WRITTEN EXERCISE A: In the article on the anti-Adani fight, why does wilderness count as an alien concept for First Nations Peoples? Answer in one to three sentences.
WRITTEN EXERCISE B: Carry the article on the anti-Adani fight forward from its final sentence.

Lindy Nolan 17 January 2019
The anti-Adani fight has been a touchstone in the struggle for sovereignty. This unfolding story is the fourth in a series investigating ruptures in a carefully fostered pro-corporate united front among First Nations Peoples.
Alexander the Great’s dad knew he was on a good thing when he invented the strategy divide and conquer. Ruling classes have been using it ever since.
Environmental activists and Aboriginal Peoples have much in common. But because First Nations have lived on every part of this land, wilderness is an alien concept. Nor have all environmental activists been respectful of Aboriginal Peoples, who have a sovereign right to live off their lands.
Corporations are the inheritors of British invasion, now organised as an imperialist ruling class. Its most reactionary section is the mining and resource industry, which has systematically turned the minor contradiction between First Nations and environmentalists into an antagonist one.
Unfortunately, the industry has enabled and encouraged some like prominent First Nations’ academic, Marcia Langton, to do their dirty work. Rephrasing her own words about Jacinta Price in August last year, Marcia Langton is very ‘useful’ to mining corporations. Or at least she has been, an important distinction. In the past year she has made no pro-mining statements.
“Marvellous work”
In 2012 Marcia Langton’s Boyer Lectures lauded the mining industry’s involvement in Aboriginal communities. On Yolngu land for the 2016 Garma Festival she stated, “Thank god the corporate sector's here doing their marvellous work”, particularly in providing work.

DATA PROVIDED:

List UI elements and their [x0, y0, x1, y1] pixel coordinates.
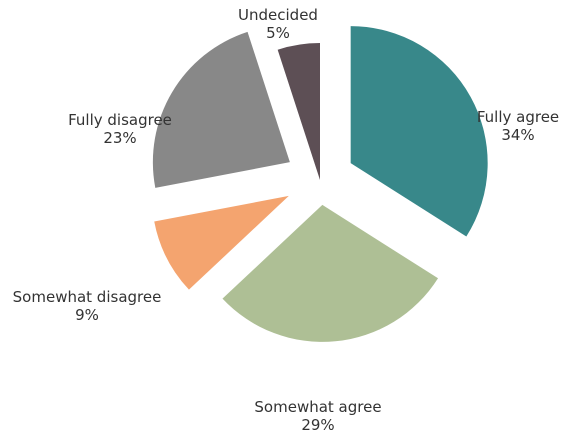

RESPONSE A: First Nations Peoples have lived on every part of this land, so none of it is untouched wilderness to them.

RESPONSE B:
Many First Nations Peoples are angered by what they have called her ‘empowerment through mining and jobs dogma’ and particularly her research funding from mining corporations. As late as July 2017 she was still praising mining companies. In June that year she attacked “deceptive” environmentalists for making heroes of “a small handful of Indigenous campaigners who oppose the legitimate interests of the majority of their own people.”
These “‘cashed-up’ Greens… some funded by wealthy overseas interests” were her stated enemy. Her saviours? Foreign owned, multi-billion-dollar mining corporations paying little or no tax. Adani to be precise.
The case in question was being heard in the Federal Court. It challenged the validity of an Indigenous Land Use Agreement which Adani relies upon.
Neither ‘colonial oppressors’ nor ‘collateral damage’
But, according to Guardian Australia’s Joshua Robertson, Langton’s outburst brought a powerful rebuttal from Australia’s first Aboriginal Queens Counsel Tony McAvoy. Robertson said McAvoy, “a traditional owner fighting to stop Adani’s mine… dismissed claims by… Marcia Langton that Indigenous people had become ‘collateral damage’ as the ‘environmental industry’ hijacked the Adani issue.”
Robertson continued, “McAvoy said the rhetoric of Langton and Warren Mundine, who ‘likened anti-Adani campaigners to colonial oppressors running roughshod over Indigenous self-determination… serves a purpose for them but is just so inaccurate.’”
“We are likely to be one of the best informed claimant groups in the country, we have many people who are experienced in native title, including my own input, and representation by an extraordinary team of lawyers,” McAvoy told Roberson.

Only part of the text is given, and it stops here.